---------- Supplied records

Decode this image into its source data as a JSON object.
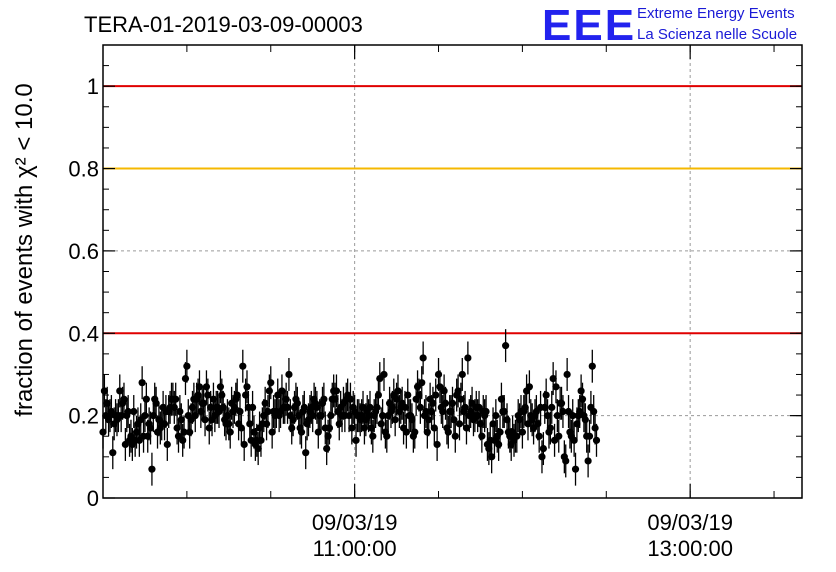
{
  "title": "TERA-01-2019-03-09-00003",
  "logo": {
    "mark": "EEE",
    "line1": "Extreme Energy Events",
    "line2": "La Scienza nelle Scuole",
    "color": "#2222ee"
  },
  "chart_data": {
    "type": "scatter",
    "title": "TERA-01-2019-03-09-00003",
    "ylabel": "fraction of events with χ² < 10.0",
    "ylim": [
      0,
      1.1
    ],
    "xlim": [
      "2019-03-09T09:30:00",
      "2019-03-09T13:40:00"
    ],
    "yticks": [
      0,
      0.2,
      0.4,
      0.6,
      0.8,
      1
    ],
    "ytick_labels": [
      "0",
      "0.2",
      "0.4",
      "0.6",
      "0.8",
      "1"
    ],
    "xticks": [
      {
        "date": "09/03/19",
        "time": "11:00:00",
        "value": "2019-03-09T11:00:00"
      },
      {
        "date": "09/03/19",
        "time": "13:00:00",
        "value": "2019-03-09T13:00:00"
      }
    ],
    "grid": true,
    "reference_lines": [
      {
        "y": 1.0,
        "color": "#e00000"
      },
      {
        "y": 0.8,
        "color": "#f5b800"
      },
      {
        "y": 0.4,
        "color": "#e00000"
      }
    ],
    "marker_color": "#000000",
    "points": {
      "start": "2019-03-09T09:30:00",
      "step_seconds": 30,
      "y": [
        0.16,
        0.26,
        0.2,
        0.23,
        0.19,
        0.2,
        0.21,
        0.11,
        0.18,
        0.2,
        0.19,
        0.2,
        0.26,
        0.2,
        0.23,
        0.24,
        0.13,
        0.2,
        0.21,
        0.14,
        0.15,
        0.13,
        0.21,
        0.14,
        0.16,
        0.18,
        0.14,
        0.19,
        0.28,
        0.15,
        0.2,
        0.24,
        0.15,
        0.18,
        0.17,
        0.07,
        0.2,
        0.24,
        0.23,
        0.16,
        0.19,
        0.17,
        0.18,
        0.22,
        0.18,
        0.21,
        0.13,
        0.21,
        0.22,
        0.24,
        0.24,
        0.22,
        0.24,
        0.17,
        0.15,
        0.21,
        0.19,
        0.14,
        0.16,
        0.29,
        0.32,
        0.2,
        0.16,
        0.19,
        0.22,
        0.24,
        0.2,
        0.24,
        0.25,
        0.27,
        0.21,
        0.23,
        0.23,
        0.19,
        0.27,
        0.25,
        0.17,
        0.22,
        0.19,
        0.24,
        0.2,
        0.22,
        0.22,
        0.21,
        0.27,
        0.25,
        0.22,
        0.19,
        0.18,
        0.2,
        0.18,
        0.16,
        0.23,
        0.21,
        0.22,
        0.24,
        0.25,
        0.18,
        0.21,
        0.17,
        0.32,
        0.13,
        0.25,
        0.27,
        0.22,
        0.18,
        0.14,
        0.22,
        0.16,
        0.13,
        0.14,
        0.12,
        0.17,
        0.14,
        0.18,
        0.2,
        0.23,
        0.18,
        0.21,
        0.26,
        0.28,
        0.16,
        0.21,
        0.2,
        0.21,
        0.25,
        0.2,
        0.21,
        0.26,
        0.22,
        0.22,
        0.24,
        0.22,
        0.3,
        0.2,
        0.17,
        0.19,
        0.22,
        0.24,
        0.23,
        0.2,
        0.17,
        0.16,
        0.21,
        0.22,
        0.11,
        0.18,
        0.19,
        0.21,
        0.22,
        0.2,
        0.24,
        0.23,
        0.22,
        0.16,
        0.2,
        0.2,
        0.23,
        0.24,
        0.17,
        0.12,
        0.15,
        0.17,
        0.2,
        0.24,
        0.26,
        0.24,
        0.26,
        0.21,
        0.18,
        0.22,
        0.2,
        0.23,
        0.2,
        0.24,
        0.25,
        0.2,
        0.24,
        0.17,
        0.22,
        0.21,
        0.14,
        0.2,
        0.2,
        0.19,
        0.2,
        0.22,
        0.17,
        0.19,
        0.21,
        0.2,
        0.22,
        0.17,
        0.15,
        0.2,
        0.21,
        0.22,
        0.25,
        0.29,
        0.18,
        0.2,
        0.3,
        0.16,
        0.15,
        0.2,
        0.23,
        0.21,
        0.22,
        0.25,
        0.19,
        0.24,
        0.26,
        0.21,
        0.22,
        0.23,
        0.17,
        0.22,
        0.16,
        0.25,
        0.2,
        0.2,
        0.19,
        0.15,
        0.16,
        0.24,
        0.27,
        0.25,
        0.22,
        0.28,
        0.34,
        0.2,
        0.21,
        0.16,
        0.19,
        0.24,
        0.21,
        0.23,
        0.17,
        0.25,
        0.13,
        0.3,
        0.27,
        0.22,
        0.21,
        0.26,
        0.23,
        0.17,
        0.16,
        0.21,
        0.21,
        0.23,
        0.19,
        0.15,
        0.25,
        0.26,
        0.18,
        0.24,
        0.3,
        0.21,
        0.22,
        0.17,
        0.34,
        0.2,
        0.21,
        0.23,
        0.19,
        0.2,
        0.22,
        0.2,
        0.22,
        0.18,
        0.15,
        0.21,
        0.2,
        0.21,
        0.13,
        0.12,
        0.14,
        0.1,
        0.18,
        0.14,
        0.2,
        0.15,
        0.13,
        0.16,
        0.24,
        0.21,
        0.21,
        0.37,
        0.19,
        0.16,
        0.15,
        0.13,
        0.16,
        0.14,
        0.15,
        0.15,
        0.2,
        0.19,
        0.21,
        0.16,
        0.21,
        0.22,
        0.26,
        0.18,
        0.27,
        0.2,
        0.19,
        0.17,
        0.2,
        0.21,
        0.18,
        0.15,
        0.22,
        0.1,
        0.12,
        0.22,
        0.25,
        0.2,
        0.16,
        0.17,
        0.22,
        0.29,
        0.14,
        0.27,
        0.2,
        0.15,
        0.23,
        0.23,
        0.21,
        0.1,
        0.09,
        0.3,
        0.21,
        0.16,
        0.15,
        0.2,
        0.14,
        0.07,
        0.18,
        0.2,
        0.21,
        0.26,
        0.24,
        0.2,
        0.19,
        0.15,
        0.09,
        0.15,
        0.22,
        0.32,
        0.21,
        0.17,
        0.14
      ],
      "err": 0.04
    }
  }
}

--------------------

(Work required): Check every line of the data above for the string "title", and copy those that have it.

(Written response):
  "title": "TERA-01-2019-03-09-00003",
    "title": "TERA-01-2019-03-09-00003",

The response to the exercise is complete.